## START

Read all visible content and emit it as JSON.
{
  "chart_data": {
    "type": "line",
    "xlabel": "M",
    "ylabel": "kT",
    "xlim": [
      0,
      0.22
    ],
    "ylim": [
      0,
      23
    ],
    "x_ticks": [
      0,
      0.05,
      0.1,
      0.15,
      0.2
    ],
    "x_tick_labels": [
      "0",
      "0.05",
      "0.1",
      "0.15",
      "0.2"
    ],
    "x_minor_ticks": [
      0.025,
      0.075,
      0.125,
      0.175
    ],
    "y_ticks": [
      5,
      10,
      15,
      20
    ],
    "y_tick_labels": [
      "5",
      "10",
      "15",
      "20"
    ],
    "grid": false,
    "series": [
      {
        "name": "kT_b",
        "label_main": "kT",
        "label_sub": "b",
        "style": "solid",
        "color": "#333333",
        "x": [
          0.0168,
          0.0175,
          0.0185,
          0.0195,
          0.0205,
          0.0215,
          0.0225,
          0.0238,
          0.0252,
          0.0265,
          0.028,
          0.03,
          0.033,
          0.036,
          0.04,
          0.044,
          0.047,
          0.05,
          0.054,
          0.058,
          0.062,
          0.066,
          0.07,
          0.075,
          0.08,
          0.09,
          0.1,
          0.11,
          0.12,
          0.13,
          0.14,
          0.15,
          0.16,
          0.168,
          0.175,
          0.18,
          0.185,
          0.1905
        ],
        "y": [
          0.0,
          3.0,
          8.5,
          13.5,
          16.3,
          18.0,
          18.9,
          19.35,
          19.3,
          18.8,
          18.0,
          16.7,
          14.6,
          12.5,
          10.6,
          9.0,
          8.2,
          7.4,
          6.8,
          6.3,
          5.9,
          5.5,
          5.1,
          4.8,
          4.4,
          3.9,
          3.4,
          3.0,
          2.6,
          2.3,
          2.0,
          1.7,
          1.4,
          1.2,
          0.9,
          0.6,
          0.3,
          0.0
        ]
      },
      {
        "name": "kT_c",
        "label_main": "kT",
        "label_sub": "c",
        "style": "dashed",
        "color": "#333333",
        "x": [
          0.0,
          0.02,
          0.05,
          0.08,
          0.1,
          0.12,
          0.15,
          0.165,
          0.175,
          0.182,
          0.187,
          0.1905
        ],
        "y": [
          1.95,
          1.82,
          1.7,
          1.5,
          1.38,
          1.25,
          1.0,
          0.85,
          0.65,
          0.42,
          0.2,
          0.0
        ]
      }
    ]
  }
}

## END
## START

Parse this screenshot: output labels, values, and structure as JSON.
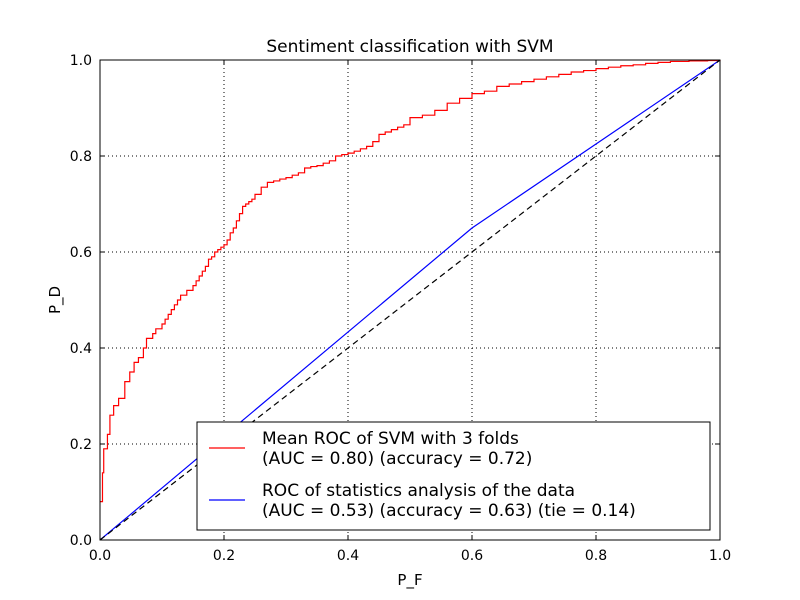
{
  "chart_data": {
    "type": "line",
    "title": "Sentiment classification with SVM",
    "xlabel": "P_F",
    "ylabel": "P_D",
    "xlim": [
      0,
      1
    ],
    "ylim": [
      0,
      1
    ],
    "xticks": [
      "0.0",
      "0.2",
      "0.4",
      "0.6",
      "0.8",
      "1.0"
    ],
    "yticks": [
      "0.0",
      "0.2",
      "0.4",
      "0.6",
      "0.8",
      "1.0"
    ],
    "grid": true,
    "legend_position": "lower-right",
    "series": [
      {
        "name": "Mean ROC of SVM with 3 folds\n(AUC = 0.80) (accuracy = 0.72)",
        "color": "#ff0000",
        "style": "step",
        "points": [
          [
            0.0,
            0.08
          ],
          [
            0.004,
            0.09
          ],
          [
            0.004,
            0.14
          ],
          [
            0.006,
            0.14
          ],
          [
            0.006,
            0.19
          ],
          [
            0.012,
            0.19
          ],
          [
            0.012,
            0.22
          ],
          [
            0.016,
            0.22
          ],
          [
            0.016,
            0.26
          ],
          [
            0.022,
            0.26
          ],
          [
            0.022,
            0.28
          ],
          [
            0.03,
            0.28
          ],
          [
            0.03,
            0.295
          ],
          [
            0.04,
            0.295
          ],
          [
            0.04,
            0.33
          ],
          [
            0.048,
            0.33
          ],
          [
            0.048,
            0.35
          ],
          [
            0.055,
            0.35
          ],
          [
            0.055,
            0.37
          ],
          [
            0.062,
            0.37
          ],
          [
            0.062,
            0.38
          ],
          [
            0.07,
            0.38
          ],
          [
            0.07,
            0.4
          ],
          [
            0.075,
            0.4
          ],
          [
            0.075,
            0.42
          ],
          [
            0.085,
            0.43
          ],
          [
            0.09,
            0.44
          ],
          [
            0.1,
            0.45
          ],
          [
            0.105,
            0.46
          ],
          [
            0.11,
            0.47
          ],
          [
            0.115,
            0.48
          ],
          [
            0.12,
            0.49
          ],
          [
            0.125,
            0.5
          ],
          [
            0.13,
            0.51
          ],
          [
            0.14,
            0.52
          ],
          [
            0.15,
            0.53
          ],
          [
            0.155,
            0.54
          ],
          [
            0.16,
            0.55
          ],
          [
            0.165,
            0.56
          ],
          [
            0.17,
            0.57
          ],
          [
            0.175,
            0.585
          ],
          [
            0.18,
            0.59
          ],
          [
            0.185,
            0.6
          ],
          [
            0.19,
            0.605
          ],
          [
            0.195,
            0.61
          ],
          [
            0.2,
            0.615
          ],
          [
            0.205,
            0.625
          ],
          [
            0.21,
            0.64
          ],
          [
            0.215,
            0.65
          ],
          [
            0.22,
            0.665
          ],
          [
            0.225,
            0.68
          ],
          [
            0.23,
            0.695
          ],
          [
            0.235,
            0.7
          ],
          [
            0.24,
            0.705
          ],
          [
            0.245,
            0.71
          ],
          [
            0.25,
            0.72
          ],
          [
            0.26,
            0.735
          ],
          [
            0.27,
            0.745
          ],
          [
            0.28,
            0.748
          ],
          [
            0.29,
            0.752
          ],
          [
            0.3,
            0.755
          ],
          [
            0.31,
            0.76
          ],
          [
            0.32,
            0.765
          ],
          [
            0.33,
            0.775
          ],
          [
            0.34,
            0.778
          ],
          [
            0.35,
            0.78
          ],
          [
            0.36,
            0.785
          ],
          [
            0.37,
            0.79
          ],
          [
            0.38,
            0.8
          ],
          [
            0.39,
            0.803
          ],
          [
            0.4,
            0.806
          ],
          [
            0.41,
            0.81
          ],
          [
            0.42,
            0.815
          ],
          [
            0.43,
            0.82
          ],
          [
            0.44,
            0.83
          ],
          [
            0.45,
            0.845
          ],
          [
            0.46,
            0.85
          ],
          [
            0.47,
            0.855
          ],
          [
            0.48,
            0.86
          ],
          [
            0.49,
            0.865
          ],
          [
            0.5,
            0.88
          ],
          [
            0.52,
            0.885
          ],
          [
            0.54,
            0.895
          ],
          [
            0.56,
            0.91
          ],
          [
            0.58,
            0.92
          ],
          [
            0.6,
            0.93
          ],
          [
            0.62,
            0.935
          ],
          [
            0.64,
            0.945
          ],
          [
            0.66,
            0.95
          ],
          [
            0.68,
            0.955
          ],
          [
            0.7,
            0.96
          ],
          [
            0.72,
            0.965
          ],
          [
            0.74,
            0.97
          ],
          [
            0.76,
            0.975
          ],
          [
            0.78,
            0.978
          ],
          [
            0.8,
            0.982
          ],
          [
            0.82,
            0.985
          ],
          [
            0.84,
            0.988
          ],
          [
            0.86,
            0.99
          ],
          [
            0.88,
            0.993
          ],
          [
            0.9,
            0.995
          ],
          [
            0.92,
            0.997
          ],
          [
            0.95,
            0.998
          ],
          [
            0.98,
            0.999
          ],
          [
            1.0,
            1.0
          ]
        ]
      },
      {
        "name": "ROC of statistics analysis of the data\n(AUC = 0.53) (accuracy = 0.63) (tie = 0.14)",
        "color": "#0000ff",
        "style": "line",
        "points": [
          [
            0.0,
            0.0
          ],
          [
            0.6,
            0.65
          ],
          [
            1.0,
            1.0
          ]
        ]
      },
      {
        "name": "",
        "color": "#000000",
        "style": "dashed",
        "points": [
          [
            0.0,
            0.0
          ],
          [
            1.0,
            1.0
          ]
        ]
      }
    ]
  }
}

## END
## START

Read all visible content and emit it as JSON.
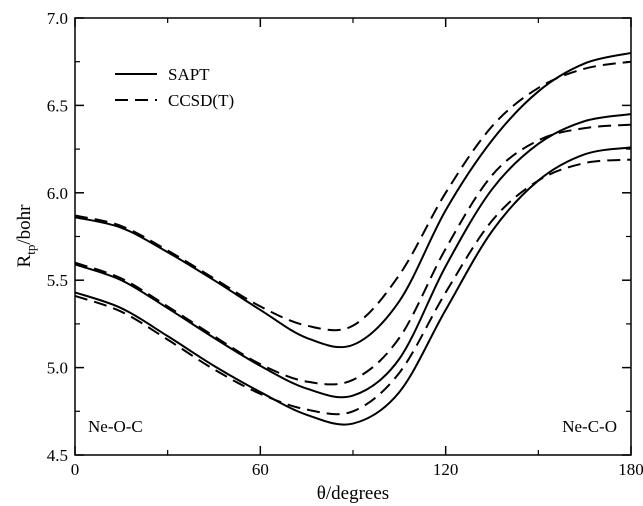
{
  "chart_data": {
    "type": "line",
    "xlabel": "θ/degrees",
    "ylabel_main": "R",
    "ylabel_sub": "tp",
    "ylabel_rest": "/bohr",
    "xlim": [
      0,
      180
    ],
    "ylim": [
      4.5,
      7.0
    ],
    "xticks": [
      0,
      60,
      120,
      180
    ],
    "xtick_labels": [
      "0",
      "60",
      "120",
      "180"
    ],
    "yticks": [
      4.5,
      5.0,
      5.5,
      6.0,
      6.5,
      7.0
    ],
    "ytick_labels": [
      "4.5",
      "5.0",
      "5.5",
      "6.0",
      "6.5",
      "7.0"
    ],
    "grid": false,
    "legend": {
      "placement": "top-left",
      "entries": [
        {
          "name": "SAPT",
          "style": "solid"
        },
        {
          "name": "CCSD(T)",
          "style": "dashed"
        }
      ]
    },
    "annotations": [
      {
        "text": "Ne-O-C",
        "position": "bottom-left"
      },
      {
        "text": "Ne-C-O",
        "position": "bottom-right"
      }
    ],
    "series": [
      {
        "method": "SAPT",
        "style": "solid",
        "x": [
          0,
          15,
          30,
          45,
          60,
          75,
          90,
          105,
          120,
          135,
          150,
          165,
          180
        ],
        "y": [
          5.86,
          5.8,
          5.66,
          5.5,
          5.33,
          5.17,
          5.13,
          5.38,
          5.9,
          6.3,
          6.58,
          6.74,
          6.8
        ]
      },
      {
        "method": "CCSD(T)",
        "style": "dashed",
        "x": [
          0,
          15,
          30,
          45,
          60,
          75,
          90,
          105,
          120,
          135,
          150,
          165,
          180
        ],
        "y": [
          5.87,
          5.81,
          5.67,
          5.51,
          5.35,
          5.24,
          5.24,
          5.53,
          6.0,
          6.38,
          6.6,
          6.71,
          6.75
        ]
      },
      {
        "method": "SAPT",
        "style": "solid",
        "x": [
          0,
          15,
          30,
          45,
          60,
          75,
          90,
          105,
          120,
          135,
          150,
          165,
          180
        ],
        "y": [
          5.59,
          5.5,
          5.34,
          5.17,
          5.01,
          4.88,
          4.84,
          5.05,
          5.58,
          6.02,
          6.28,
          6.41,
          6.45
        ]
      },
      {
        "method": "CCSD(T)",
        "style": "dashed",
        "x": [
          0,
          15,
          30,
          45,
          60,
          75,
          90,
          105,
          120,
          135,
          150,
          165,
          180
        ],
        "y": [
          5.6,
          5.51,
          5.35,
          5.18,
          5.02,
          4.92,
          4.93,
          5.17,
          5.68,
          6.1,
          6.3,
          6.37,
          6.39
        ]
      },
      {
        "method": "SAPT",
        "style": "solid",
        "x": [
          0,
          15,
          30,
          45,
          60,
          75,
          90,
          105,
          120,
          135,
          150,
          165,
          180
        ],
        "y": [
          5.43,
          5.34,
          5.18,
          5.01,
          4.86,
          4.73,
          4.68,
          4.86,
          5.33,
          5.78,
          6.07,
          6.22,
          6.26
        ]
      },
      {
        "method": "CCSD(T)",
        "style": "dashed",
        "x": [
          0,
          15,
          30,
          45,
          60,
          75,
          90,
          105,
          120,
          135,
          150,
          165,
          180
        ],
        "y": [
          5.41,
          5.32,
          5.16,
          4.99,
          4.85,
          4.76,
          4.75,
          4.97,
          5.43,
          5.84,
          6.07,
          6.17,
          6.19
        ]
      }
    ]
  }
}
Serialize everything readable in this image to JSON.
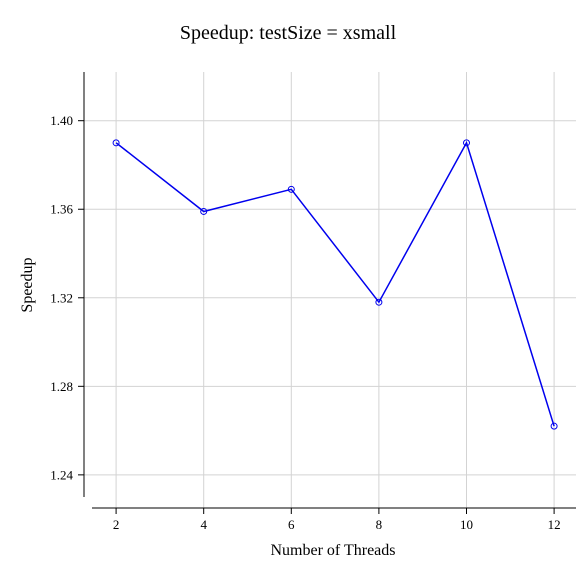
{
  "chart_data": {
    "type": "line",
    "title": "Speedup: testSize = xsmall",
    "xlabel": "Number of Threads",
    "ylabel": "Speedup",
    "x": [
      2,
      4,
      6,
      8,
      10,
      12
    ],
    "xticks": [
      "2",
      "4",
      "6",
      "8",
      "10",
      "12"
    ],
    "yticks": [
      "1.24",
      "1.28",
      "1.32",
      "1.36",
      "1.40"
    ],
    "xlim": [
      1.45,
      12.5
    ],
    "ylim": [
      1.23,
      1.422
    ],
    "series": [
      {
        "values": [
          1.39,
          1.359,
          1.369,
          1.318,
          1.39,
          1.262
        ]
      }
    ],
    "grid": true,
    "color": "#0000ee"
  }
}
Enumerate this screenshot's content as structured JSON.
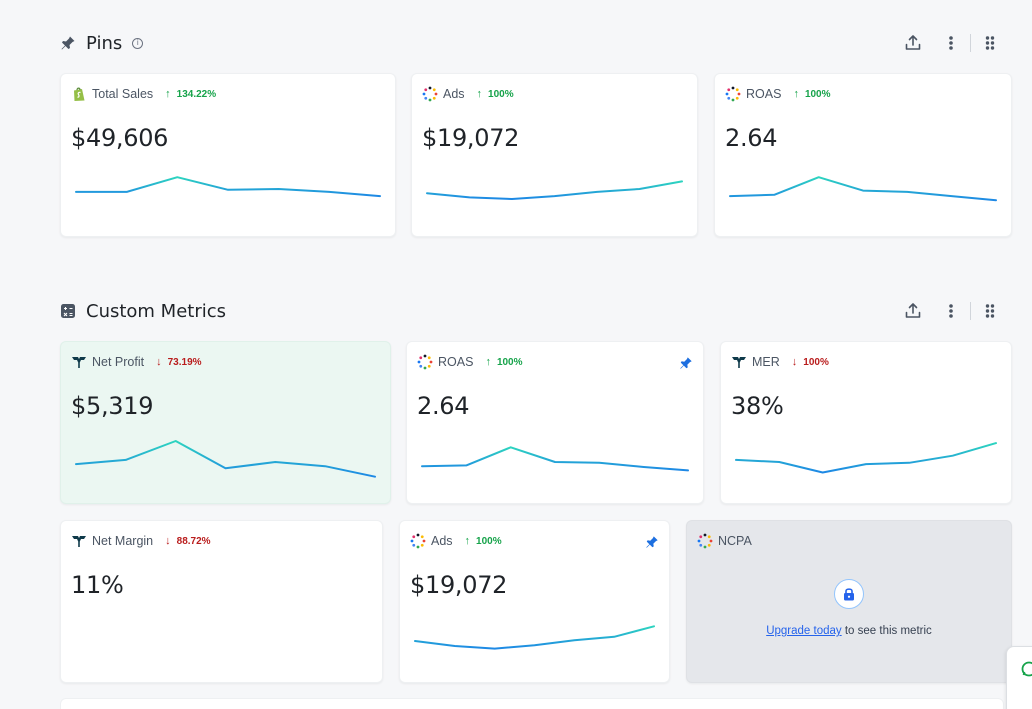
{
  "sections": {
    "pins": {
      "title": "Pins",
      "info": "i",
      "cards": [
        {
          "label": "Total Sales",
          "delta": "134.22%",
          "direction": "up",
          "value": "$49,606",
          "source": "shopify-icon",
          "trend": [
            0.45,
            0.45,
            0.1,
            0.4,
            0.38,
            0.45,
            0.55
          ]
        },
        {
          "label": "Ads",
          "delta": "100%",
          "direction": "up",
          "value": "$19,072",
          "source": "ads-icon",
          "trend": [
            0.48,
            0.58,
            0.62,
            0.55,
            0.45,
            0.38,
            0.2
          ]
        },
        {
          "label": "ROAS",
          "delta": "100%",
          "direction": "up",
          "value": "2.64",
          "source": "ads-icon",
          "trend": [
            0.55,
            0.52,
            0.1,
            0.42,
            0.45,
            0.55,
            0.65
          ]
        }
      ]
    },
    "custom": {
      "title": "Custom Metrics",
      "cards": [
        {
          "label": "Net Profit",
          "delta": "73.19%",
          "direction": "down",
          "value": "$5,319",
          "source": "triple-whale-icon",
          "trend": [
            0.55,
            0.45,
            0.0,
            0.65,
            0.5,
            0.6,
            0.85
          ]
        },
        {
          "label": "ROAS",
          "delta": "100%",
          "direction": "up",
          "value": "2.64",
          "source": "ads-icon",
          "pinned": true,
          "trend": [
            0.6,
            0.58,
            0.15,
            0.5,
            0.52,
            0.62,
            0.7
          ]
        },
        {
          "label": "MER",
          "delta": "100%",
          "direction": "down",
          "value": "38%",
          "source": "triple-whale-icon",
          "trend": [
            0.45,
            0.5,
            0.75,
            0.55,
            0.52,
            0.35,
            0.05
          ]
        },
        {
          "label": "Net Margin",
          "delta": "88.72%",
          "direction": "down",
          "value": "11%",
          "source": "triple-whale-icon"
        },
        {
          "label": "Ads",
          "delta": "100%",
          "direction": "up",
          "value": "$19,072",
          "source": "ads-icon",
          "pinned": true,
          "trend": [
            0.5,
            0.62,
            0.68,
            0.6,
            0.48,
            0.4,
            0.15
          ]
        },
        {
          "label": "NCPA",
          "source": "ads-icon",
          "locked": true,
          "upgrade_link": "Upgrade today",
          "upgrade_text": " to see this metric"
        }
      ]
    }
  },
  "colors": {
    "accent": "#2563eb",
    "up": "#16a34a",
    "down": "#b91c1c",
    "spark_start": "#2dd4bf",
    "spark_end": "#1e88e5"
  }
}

## END

Find every line in the entries that includes the word "left", then state how many there are and nothing else.

● **Finished answer**
2